Prompt:
Give, as a bare number, the count of lines that contain the word "bold".

Material to process:
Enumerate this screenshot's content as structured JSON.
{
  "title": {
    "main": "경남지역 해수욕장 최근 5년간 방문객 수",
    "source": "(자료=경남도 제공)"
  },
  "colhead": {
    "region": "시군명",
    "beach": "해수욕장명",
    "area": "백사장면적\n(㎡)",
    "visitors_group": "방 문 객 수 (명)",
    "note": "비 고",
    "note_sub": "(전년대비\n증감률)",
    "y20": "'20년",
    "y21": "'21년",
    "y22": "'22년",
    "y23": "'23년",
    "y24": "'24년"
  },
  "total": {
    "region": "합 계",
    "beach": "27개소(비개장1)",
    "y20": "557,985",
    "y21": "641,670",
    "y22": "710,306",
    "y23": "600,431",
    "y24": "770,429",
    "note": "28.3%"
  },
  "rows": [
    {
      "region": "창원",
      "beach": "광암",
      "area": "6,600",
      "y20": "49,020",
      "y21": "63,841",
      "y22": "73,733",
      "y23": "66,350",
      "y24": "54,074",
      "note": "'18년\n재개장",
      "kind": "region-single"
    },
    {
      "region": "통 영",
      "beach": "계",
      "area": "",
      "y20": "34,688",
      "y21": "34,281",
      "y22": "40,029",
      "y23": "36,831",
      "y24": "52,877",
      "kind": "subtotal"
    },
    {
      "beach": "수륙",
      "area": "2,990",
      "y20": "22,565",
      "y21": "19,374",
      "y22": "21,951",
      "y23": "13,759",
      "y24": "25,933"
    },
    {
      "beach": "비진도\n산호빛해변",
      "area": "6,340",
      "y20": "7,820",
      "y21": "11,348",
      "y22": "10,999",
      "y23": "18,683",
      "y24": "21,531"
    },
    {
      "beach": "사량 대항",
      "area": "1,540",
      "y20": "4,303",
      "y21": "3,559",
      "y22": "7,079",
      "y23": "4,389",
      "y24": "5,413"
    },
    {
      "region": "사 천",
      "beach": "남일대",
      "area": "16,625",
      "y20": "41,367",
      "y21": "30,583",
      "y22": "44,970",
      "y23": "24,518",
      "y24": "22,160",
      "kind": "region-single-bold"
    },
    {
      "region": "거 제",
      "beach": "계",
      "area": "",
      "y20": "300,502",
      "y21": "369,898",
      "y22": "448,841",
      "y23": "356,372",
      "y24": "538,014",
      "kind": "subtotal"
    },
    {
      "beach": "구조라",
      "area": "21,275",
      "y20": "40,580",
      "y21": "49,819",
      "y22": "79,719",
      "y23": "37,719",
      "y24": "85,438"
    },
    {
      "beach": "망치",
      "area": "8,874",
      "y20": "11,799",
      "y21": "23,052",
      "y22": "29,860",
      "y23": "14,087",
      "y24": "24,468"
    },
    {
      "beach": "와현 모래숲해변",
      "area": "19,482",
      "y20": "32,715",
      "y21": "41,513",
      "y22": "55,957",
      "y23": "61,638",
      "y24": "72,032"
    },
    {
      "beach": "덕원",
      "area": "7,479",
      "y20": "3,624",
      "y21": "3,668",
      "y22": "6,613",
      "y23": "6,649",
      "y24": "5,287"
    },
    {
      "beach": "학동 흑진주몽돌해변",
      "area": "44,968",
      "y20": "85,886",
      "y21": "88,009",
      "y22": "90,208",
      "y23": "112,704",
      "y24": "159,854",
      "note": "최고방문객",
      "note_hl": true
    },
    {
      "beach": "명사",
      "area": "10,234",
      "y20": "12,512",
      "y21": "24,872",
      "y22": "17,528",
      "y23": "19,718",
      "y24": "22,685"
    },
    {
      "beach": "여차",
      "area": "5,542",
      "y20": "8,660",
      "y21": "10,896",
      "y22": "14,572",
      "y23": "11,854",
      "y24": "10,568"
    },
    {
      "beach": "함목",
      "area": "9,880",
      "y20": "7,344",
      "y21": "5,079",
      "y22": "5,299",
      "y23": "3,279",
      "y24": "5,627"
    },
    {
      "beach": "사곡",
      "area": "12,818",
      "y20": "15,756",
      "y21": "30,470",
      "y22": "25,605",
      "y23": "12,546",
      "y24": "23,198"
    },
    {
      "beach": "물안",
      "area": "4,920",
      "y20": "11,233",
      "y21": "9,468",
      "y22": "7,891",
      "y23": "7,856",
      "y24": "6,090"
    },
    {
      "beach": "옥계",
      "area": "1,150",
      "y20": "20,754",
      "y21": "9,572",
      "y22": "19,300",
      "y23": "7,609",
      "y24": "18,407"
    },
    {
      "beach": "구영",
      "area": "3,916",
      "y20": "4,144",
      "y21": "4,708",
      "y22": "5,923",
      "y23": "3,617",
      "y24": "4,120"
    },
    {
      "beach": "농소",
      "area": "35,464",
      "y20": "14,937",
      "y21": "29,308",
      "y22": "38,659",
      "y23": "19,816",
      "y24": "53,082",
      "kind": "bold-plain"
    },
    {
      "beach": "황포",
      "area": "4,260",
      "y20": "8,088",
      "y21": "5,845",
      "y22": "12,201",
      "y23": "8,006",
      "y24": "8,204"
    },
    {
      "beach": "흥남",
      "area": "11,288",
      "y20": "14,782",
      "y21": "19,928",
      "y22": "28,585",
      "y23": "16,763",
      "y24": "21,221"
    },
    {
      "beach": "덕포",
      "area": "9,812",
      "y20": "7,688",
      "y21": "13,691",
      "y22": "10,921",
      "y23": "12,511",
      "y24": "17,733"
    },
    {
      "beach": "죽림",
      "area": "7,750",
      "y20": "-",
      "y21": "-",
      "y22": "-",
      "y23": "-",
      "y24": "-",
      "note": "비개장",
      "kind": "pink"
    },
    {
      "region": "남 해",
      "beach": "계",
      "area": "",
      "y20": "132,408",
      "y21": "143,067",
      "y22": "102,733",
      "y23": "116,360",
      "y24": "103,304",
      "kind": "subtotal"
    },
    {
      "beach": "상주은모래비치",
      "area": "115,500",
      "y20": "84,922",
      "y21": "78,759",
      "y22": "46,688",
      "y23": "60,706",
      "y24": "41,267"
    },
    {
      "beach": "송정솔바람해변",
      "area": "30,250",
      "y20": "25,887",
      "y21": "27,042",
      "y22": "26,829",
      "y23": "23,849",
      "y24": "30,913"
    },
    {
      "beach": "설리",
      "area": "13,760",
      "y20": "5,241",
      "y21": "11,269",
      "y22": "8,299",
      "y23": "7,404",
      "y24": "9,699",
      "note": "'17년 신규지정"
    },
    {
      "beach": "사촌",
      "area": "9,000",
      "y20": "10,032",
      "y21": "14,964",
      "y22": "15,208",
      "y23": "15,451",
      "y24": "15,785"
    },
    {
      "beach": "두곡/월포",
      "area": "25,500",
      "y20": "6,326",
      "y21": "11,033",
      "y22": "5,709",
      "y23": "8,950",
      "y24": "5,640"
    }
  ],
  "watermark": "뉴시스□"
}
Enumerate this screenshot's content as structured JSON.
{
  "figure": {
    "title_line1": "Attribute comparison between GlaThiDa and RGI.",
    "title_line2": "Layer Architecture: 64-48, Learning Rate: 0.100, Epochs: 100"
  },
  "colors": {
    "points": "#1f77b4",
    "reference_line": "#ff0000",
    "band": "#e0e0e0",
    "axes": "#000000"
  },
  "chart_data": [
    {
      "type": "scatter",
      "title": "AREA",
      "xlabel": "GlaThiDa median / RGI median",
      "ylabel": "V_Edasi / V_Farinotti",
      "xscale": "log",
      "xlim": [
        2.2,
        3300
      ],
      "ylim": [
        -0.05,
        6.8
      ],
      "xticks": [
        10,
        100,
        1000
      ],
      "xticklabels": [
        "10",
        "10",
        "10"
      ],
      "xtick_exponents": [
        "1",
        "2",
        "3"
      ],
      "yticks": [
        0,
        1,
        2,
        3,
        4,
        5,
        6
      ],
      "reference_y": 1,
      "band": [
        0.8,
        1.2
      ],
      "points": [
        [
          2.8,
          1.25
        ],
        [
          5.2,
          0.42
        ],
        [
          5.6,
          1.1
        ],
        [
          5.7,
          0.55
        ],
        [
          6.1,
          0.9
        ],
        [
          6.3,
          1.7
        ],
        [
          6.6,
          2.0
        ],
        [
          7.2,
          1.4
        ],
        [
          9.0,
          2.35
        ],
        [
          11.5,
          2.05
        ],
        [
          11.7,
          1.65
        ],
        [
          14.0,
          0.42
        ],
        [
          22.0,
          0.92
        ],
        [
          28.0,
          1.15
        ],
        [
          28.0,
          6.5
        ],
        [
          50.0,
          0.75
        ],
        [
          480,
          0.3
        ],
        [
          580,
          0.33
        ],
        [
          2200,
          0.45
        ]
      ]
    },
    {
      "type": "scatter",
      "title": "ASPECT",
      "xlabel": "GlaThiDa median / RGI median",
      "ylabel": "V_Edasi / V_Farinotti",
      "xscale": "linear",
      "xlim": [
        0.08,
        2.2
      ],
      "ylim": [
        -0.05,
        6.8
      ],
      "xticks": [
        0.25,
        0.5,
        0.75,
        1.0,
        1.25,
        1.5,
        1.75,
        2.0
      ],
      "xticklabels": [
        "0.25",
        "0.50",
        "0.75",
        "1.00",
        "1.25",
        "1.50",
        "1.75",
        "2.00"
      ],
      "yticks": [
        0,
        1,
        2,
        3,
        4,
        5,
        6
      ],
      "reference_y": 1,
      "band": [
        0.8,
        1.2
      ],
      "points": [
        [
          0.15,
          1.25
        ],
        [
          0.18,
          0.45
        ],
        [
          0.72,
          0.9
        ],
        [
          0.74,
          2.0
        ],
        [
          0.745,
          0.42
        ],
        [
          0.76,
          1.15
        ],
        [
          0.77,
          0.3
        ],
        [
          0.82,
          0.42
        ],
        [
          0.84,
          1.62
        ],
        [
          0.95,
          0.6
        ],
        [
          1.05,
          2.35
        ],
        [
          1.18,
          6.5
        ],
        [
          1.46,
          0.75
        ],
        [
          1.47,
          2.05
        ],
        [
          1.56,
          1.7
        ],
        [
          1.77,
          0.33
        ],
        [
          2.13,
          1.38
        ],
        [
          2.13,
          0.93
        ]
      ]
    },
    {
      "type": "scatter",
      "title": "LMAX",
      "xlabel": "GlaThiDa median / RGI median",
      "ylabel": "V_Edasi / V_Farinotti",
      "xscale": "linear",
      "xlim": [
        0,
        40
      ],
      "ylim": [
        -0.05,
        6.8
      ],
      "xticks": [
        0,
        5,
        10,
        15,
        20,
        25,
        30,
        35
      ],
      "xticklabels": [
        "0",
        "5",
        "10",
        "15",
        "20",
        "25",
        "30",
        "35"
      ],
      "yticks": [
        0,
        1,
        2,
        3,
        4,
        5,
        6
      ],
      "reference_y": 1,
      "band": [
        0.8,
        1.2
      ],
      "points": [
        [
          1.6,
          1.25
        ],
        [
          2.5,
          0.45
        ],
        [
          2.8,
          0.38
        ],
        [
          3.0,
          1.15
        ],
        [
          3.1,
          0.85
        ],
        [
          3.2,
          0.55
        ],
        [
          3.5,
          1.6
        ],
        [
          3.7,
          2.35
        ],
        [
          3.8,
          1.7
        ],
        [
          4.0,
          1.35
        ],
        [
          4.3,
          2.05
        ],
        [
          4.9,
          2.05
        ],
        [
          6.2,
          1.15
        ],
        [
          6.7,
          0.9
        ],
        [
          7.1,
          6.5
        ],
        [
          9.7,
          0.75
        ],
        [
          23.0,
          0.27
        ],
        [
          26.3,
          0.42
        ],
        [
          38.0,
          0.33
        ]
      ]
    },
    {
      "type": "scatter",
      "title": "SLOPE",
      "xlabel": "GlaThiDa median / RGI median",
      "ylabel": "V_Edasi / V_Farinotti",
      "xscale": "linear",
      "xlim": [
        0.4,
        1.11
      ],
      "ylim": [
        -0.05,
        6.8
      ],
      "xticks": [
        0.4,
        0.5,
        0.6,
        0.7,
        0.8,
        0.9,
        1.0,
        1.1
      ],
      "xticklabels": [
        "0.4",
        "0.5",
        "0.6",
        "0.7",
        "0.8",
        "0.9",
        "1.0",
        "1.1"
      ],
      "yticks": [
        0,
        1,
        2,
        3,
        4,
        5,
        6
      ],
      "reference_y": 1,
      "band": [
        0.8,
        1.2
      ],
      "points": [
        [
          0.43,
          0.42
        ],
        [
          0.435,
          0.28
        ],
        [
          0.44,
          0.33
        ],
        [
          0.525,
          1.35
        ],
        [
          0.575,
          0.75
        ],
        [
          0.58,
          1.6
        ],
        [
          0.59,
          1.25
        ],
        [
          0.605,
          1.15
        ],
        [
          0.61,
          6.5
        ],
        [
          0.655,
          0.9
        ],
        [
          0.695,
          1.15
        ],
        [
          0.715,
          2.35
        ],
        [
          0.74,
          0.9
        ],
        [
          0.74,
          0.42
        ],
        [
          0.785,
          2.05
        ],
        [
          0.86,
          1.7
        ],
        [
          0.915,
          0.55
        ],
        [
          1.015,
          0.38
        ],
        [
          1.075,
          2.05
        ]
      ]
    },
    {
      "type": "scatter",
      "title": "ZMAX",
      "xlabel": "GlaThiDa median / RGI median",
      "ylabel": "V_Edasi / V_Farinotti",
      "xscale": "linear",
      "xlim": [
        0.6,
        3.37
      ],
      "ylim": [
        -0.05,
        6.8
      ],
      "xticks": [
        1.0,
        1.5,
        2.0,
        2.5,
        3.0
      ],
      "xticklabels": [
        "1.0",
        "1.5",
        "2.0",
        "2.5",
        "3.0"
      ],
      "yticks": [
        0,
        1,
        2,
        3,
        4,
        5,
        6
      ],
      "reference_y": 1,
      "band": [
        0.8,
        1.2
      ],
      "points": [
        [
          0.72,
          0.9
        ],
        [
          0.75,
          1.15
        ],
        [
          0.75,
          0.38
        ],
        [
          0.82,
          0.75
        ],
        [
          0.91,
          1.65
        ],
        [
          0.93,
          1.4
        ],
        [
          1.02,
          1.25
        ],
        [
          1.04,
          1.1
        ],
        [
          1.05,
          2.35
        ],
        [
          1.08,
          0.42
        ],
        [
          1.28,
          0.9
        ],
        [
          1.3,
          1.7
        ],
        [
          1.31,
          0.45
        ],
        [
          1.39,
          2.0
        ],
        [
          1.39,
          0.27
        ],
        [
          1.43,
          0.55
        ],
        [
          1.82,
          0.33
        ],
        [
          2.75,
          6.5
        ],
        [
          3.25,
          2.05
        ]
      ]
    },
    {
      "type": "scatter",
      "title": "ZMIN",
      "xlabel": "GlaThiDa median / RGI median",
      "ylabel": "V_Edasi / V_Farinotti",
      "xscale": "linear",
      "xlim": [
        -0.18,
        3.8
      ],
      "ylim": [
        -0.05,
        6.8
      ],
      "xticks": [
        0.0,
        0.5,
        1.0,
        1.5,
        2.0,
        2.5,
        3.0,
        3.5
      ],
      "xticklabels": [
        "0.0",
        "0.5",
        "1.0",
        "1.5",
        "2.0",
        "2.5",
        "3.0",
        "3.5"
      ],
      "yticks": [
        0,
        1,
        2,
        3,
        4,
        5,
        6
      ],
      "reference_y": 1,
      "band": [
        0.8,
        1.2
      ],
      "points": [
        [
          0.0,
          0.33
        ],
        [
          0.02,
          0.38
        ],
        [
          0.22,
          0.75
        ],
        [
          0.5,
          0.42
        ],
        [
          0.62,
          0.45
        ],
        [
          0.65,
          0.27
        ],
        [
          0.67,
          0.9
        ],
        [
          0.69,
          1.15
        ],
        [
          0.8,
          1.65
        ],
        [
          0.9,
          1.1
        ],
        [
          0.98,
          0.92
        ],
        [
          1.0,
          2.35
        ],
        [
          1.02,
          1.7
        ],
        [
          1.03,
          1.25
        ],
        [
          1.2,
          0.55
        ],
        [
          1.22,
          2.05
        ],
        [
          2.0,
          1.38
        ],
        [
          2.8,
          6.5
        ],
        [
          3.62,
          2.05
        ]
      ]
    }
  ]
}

Output for this task:
2